** START OF RAW RECORDS **

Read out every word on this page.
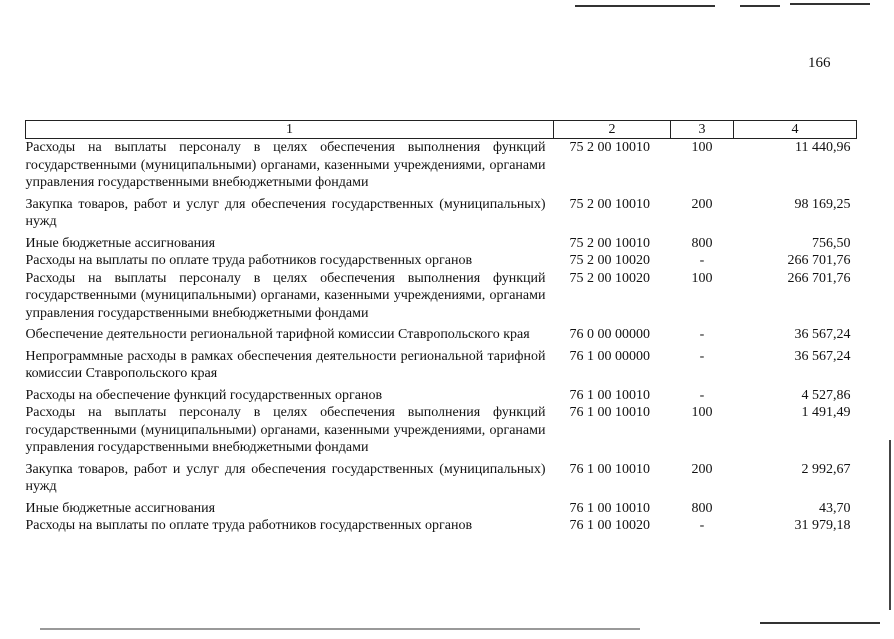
166
1	2	3	4
Расходы на выплаты персоналу в целях обеспечения выполнения функций государственными (муниципальными) органами, казенными учреждениями, органами управления государственными внебюджетными фондами	75 2 00 10010	100	11 440,96
Закупка товаров, работ и услуг для обеспечения государственных (муниципальных) нужд	75 2 00 10010	200	98 169,25
Иные бюджетные ассигнования	75 2 00 10010	800	756,50
Расходы на выплаты по оплате труда работников государственных органов	75 2 00 10020	-	266 701,76
Расходы на выплаты персоналу в целях обеспечения выполнения функций государственными (муниципальными) органами, казенными учреждениями, органами управления государственными внебюджетными фондами	75 2 00 10020	100	266 701,76
Обеспечение деятельности региональной тарифной комиссии Ставропольского края	76 0 00 00000	-	36 567,24
Непрограммные расходы в рамках обеспечения деятельности региональной тарифной комиссии Ставропольского края	76 1 00 00000	-	36 567,24
Расходы на обеспечение функций государственных органов	76 1 00 10010	-	4 527,86
Расходы на выплаты персоналу в целях обеспечения выполнения функций государственными (муниципальными) органами, казенными учреждениями, органами управления государственными внебюджетными фондами	76 1 00 10010	100	1 491,49
Закупка товаров, работ и услуг для обеспечения государственных (муниципальных) нужд	76 1 00 10010	200	2 992,67
Иные бюджетные ассигнования	76 1 00 10010	800	43,70
Расходы на выплаты по оплате труда работников государственных органов	76 1 00 10020	-	31 979,18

** END OF RAW RECORDS **

## WHAT IS BEING ASKED
Copy every line from the records above that contains the word "казенными".

## TASK SOLUTION
Расходы на выплаты персоналу в целях обеспечения выполнения функций государственными (муниципальными) органами, казенными учреждениями, органами управления государственными внебюджетными фондами	75 2 00 10010	100	11 440,96
Расходы на выплаты персоналу в целях обеспечения выполнения функций государственными (муниципальными) органами, казенными учреждениями, органами управления государственными внебюджетными фондами	75 2 00 10020	100	266 701,76
Расходы на выплаты персоналу в целях обеспечения выполнения функций государственными (муниципальными) органами, казенными учреждениями, органами управления государственными внебюджетными фондами	76 1 00 10010	100	1 491,49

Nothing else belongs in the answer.